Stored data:

>>>

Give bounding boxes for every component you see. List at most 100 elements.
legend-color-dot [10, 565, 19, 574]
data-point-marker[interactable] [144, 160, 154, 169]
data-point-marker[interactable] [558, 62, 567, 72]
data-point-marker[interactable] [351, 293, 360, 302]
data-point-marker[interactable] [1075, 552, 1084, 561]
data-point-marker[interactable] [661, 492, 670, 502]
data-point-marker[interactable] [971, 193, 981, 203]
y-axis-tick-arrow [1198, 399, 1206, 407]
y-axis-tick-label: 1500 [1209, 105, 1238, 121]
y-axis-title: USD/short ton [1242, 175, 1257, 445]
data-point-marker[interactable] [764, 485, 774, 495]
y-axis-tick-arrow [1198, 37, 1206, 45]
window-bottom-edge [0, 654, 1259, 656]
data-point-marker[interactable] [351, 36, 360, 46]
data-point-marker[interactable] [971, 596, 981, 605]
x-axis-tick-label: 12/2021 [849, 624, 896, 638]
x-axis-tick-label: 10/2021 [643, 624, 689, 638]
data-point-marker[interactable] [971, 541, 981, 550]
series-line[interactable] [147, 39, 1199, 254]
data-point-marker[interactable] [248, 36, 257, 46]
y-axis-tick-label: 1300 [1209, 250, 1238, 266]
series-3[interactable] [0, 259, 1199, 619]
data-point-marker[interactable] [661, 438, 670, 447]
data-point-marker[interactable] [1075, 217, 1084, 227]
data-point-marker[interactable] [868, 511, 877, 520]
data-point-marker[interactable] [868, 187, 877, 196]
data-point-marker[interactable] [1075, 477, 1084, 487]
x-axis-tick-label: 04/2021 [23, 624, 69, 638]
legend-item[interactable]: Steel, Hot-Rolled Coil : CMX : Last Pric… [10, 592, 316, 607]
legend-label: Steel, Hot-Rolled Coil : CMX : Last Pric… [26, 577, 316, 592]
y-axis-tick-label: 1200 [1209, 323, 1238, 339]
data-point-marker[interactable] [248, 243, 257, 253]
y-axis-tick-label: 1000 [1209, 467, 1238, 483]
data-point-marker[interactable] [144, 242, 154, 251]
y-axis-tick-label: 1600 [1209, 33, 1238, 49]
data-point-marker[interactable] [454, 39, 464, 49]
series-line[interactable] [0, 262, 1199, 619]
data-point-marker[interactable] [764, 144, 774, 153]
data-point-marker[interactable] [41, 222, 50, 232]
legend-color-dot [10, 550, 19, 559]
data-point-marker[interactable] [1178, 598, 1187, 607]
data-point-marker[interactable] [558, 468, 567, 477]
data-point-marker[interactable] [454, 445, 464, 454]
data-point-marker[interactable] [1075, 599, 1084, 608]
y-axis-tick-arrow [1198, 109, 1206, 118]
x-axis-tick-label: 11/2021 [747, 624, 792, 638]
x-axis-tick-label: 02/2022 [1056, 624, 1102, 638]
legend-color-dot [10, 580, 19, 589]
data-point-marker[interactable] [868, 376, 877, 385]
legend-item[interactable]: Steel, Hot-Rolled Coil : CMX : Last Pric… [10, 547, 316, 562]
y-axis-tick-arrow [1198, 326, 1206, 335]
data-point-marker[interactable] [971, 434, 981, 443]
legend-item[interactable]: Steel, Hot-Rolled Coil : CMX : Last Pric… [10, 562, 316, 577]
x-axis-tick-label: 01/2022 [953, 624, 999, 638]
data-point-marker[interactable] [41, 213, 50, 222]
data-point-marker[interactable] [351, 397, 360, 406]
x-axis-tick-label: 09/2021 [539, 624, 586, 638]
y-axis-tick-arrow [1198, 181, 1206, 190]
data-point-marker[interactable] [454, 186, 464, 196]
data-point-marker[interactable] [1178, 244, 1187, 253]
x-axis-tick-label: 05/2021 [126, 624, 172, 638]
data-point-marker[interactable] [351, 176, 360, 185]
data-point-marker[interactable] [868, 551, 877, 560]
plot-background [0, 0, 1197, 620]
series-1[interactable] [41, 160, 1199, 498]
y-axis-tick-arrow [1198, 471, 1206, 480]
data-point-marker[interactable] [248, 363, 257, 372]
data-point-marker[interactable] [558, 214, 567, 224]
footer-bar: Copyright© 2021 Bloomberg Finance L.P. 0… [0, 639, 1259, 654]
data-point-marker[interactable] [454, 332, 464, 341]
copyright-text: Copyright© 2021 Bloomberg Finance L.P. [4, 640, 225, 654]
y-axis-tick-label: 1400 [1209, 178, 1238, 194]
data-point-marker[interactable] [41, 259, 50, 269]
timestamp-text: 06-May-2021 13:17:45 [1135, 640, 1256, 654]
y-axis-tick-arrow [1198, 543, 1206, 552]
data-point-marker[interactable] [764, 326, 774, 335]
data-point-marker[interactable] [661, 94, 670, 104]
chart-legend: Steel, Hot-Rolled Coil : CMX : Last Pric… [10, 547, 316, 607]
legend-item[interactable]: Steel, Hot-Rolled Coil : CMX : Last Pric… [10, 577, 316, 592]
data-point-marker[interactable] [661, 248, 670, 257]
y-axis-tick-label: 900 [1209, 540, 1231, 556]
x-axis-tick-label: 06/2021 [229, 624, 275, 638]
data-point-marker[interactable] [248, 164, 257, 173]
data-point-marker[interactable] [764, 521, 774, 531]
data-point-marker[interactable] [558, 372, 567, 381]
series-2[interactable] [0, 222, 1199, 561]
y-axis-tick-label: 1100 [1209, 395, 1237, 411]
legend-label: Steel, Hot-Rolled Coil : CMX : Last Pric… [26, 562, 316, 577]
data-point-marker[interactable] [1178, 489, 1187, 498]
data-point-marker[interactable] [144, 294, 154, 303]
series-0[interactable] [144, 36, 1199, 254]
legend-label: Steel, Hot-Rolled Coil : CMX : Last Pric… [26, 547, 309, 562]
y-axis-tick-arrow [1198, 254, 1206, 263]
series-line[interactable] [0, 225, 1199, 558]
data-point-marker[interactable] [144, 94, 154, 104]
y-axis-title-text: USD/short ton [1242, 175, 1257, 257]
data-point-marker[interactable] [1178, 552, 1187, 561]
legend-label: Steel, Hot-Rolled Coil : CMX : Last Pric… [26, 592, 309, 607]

<<<

WHAT TO DO:
Copy the stored data above word for word, every line of every record.

FINAL RESULT:
Give bounding boxes for every component you see. List at most 100 elements.
legend-color-dot [10, 565, 19, 574]
data-point-marker[interactable] [144, 160, 154, 169]
data-point-marker[interactable] [558, 62, 567, 72]
data-point-marker[interactable] [351, 293, 360, 302]
data-point-marker[interactable] [1075, 552, 1084, 561]
data-point-marker[interactable] [661, 492, 670, 502]
data-point-marker[interactable] [971, 193, 981, 203]
y-axis-tick-arrow [1198, 399, 1206, 407]
y-axis-tick-label: 1500 [1209, 105, 1238, 121]
y-axis-title: USD/short ton [1242, 175, 1257, 445]
data-point-marker[interactable] [764, 485, 774, 495]
y-axis-tick-arrow [1198, 37, 1206, 45]
window-bottom-edge [0, 654, 1259, 656]
data-point-marker[interactable] [351, 36, 360, 46]
data-point-marker[interactable] [971, 596, 981, 605]
x-axis-tick-label: 12/2021 [849, 624, 896, 638]
x-axis-tick-label: 10/2021 [643, 624, 689, 638]
data-point-marker[interactable] [971, 541, 981, 550]
series-line[interactable] [147, 39, 1199, 254]
data-point-marker[interactable] [248, 36, 257, 46]
y-axis-tick-label: 1300 [1209, 250, 1238, 266]
series-3[interactable] [0, 259, 1199, 619]
data-point-marker[interactable] [661, 438, 670, 447]
data-point-marker[interactable] [1075, 217, 1084, 227]
data-point-marker[interactable] [868, 511, 877, 520]
data-point-marker[interactable] [868, 187, 877, 196]
data-point-marker[interactable] [1075, 477, 1084, 487]
x-axis-tick-label: 04/2021 [23, 624, 69, 638]
legend-item[interactable]: Steel, Hot-Rolled Coil : CMX : Last Pric… [10, 592, 316, 607]
legend-label: Steel, Hot-Rolled Coil : CMX : Last Pric… [26, 577, 316, 592]
y-axis-tick-label: 1200 [1209, 323, 1238, 339]
data-point-marker[interactable] [248, 243, 257, 253]
y-axis-tick-label: 1000 [1209, 467, 1238, 483]
data-point-marker[interactable] [144, 242, 154, 251]
y-axis-tick-label: 1600 [1209, 33, 1238, 49]
data-point-marker[interactable] [454, 39, 464, 49]
series-line[interactable] [0, 262, 1199, 619]
data-point-marker[interactable] [764, 144, 774, 153]
data-point-marker[interactable] [41, 222, 50, 232]
legend-color-dot [10, 550, 19, 559]
data-point-marker[interactable] [1178, 598, 1187, 607]
data-point-marker[interactable] [558, 468, 567, 477]
data-point-marker[interactable] [454, 445, 464, 454]
data-point-marker[interactable] [1075, 599, 1084, 608]
y-axis-tick-arrow [1198, 109, 1206, 118]
x-axis-tick-label: 11/2021 [747, 624, 792, 638]
x-axis-tick-label: 02/2022 [1056, 624, 1102, 638]
legend-color-dot [10, 580, 19, 589]
data-point-marker[interactable] [868, 376, 877, 385]
legend-item[interactable]: Steel, Hot-Rolled Coil : CMX : Last Pric… [10, 547, 316, 562]
y-axis-tick-arrow [1198, 326, 1206, 335]
data-point-marker[interactable] [971, 434, 981, 443]
legend-item[interactable]: Steel, Hot-Rolled Coil : CMX : Last Pric… [10, 562, 316, 577]
x-axis-tick-label: 01/2022 [953, 624, 999, 638]
data-point-marker[interactable] [41, 213, 50, 222]
data-point-marker[interactable] [351, 397, 360, 406]
x-axis-tick-label: 09/2021 [539, 624, 586, 638]
y-axis-tick-arrow [1198, 181, 1206, 190]
data-point-marker[interactable] [454, 186, 464, 196]
data-point-marker[interactable] [1178, 244, 1187, 253]
x-axis-tick-label: 05/2021 [126, 624, 172, 638]
data-point-marker[interactable] [351, 176, 360, 185]
data-point-marker[interactable] [868, 551, 877, 560]
plot-background [0, 0, 1197, 620]
series-1[interactable] [41, 160, 1199, 498]
y-axis-tick-arrow [1198, 471, 1206, 480]
data-point-marker[interactable] [248, 363, 257, 372]
data-point-marker[interactable] [558, 214, 567, 224]
footer-bar: Copyright© 2021 Bloomberg Finance L.P. 0… [0, 639, 1259, 654]
data-point-marker[interactable] [454, 332, 464, 341]
copyright-text: Copyright© 2021 Bloomberg Finance L.P. [4, 640, 225, 654]
y-axis-tick-label: 1400 [1209, 178, 1238, 194]
data-point-marker[interactable] [41, 259, 50, 269]
timestamp-text: 06-May-2021 13:17:45 [1135, 640, 1256, 654]
y-axis-tick-arrow [1198, 543, 1206, 552]
data-point-marker[interactable] [764, 326, 774, 335]
data-point-marker[interactable] [661, 94, 670, 104]
chart-legend: Steel, Hot-Rolled Coil : CMX : Last Pric… [10, 547, 316, 607]
legend-item[interactable]: Steel, Hot-Rolled Coil : CMX : Last Pric… [10, 577, 316, 592]
data-point-marker[interactable] [661, 248, 670, 257]
y-axis-tick-label: 900 [1209, 540, 1231, 556]
x-axis-tick-label: 06/2021 [229, 624, 275, 638]
data-point-marker[interactable] [248, 164, 257, 173]
data-point-marker[interactable] [764, 521, 774, 531]
data-point-marker[interactable] [558, 372, 567, 381]
series-2[interactable] [0, 222, 1199, 561]
y-axis-tick-label: 1100 [1209, 395, 1237, 411]
legend-label: Steel, Hot-Rolled Coil : CMX : Last Pric… [26, 562, 316, 577]
data-point-marker[interactable] [1178, 489, 1187, 498]
data-point-marker[interactable] [144, 294, 154, 303]
series-0[interactable] [144, 36, 1199, 254]
legend-label: Steel, Hot-Rolled Coil : CMX : Last Pric… [26, 547, 309, 562]
y-axis-tick-arrow [1198, 254, 1206, 263]
series-line[interactable] [0, 225, 1199, 558]
data-point-marker[interactable] [144, 94, 154, 104]
y-axis-title-text: USD/short ton [1242, 175, 1257, 257]
data-point-marker[interactable] [1178, 552, 1187, 561]
legend-label: Steel, Hot-Rolled Coil : CMX : Last Pric… [26, 592, 309, 607]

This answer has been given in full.